(begin)

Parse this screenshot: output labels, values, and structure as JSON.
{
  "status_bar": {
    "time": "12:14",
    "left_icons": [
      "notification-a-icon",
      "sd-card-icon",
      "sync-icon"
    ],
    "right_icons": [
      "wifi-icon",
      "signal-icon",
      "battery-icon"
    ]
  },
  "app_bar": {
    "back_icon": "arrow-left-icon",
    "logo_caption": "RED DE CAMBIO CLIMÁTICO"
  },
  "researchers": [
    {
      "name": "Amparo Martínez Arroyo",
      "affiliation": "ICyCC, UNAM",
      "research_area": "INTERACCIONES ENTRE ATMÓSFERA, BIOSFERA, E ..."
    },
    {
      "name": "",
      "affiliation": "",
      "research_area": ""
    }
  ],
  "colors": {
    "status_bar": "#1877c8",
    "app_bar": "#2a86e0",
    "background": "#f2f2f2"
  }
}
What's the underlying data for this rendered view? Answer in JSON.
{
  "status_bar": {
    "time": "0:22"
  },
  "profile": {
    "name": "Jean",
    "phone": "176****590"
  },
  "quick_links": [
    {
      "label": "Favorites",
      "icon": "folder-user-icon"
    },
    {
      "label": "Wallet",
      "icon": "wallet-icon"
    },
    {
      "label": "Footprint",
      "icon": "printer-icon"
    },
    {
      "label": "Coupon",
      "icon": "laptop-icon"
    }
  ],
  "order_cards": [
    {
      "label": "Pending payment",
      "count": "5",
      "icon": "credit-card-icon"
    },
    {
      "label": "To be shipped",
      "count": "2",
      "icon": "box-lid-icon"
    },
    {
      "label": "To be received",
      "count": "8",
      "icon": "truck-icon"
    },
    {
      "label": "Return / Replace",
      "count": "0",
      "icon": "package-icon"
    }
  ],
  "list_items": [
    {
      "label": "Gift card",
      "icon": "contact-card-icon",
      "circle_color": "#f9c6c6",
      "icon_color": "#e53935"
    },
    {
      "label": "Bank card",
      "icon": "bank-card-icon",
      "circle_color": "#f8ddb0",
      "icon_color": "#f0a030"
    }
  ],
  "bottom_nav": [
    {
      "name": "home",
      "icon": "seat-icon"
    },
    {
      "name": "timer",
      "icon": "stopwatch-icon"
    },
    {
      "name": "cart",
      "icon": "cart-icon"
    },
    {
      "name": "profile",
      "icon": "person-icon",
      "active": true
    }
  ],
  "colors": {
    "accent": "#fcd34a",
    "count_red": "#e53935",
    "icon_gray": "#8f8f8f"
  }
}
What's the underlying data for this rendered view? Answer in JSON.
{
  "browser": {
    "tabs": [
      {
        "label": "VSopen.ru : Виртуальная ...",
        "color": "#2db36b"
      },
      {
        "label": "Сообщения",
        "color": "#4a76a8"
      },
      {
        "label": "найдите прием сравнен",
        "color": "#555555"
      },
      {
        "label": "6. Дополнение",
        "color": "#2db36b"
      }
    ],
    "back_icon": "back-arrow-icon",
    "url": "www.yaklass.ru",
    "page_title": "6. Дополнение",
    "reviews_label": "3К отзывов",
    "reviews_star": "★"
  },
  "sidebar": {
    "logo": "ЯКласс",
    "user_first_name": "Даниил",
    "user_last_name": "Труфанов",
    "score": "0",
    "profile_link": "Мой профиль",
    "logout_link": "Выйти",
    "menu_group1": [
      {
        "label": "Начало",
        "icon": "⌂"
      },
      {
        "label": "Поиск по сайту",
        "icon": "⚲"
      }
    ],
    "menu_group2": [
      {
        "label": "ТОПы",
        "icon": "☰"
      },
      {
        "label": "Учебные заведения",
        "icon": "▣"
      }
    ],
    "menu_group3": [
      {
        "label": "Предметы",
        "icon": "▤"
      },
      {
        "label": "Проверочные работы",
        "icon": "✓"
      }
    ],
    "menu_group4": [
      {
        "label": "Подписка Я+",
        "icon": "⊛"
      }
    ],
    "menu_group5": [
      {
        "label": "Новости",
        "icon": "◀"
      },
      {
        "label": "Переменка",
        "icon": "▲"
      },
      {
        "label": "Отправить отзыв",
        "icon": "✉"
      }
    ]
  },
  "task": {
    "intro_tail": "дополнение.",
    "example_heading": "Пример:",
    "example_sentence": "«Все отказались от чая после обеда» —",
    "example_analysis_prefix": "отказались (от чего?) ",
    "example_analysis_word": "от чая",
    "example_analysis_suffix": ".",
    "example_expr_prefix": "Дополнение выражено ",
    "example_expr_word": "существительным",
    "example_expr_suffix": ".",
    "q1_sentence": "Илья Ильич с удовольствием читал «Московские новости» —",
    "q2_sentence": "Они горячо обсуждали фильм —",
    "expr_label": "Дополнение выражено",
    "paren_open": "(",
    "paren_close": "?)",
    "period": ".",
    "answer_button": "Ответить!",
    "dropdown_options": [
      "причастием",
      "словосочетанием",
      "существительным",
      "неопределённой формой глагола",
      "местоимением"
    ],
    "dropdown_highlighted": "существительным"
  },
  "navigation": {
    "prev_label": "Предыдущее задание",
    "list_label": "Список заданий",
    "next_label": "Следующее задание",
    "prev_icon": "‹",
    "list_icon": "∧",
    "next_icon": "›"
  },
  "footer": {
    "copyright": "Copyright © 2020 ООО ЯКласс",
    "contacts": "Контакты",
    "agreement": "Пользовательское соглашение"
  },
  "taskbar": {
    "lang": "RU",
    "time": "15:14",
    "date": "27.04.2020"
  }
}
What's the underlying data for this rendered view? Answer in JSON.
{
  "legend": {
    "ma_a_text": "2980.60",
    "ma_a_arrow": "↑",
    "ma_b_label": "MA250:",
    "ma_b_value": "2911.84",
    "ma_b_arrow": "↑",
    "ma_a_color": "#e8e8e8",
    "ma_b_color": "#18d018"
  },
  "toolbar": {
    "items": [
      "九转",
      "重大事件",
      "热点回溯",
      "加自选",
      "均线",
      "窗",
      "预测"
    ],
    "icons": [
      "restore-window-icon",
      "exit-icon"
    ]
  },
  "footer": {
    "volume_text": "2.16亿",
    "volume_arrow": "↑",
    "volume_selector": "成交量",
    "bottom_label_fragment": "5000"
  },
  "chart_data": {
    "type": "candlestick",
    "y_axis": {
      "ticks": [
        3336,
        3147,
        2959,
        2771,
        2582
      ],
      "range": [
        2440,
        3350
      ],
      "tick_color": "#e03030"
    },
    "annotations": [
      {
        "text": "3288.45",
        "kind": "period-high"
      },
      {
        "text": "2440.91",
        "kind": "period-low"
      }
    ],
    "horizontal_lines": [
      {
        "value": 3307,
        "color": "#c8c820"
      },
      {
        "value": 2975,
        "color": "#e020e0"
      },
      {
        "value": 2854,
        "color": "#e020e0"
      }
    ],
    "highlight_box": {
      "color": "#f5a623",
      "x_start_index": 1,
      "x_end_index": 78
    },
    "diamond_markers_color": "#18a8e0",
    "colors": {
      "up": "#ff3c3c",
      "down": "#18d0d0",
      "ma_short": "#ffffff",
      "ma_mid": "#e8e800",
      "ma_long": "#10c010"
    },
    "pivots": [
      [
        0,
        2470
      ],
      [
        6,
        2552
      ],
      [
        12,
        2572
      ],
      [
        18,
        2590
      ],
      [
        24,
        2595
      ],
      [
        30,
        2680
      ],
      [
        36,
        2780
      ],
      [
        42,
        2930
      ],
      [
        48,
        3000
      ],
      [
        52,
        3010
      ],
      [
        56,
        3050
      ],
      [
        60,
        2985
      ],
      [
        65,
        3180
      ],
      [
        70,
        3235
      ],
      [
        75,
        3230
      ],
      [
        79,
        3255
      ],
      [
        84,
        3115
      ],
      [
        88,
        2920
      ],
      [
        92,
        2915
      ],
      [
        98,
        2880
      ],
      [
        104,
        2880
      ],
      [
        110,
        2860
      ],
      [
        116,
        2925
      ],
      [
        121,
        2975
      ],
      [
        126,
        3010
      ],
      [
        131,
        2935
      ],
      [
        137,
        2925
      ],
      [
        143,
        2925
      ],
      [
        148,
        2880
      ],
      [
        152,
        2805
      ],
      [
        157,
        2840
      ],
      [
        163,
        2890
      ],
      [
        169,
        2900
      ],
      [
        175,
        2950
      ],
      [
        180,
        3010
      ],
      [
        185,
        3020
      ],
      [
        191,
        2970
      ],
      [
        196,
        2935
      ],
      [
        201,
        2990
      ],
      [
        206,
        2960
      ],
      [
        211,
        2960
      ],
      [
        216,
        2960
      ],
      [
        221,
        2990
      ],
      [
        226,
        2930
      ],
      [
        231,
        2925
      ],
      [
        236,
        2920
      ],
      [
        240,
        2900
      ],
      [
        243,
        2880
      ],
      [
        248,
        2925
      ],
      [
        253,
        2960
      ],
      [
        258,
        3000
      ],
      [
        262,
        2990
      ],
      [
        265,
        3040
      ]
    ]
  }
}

(end)

## What to produce
Gather up every line from the listing above in which the word "задание" occurs.

## Result of this exercise
    "prev_label": "Предыдущее задание",
    "next_label": "Следующее задание",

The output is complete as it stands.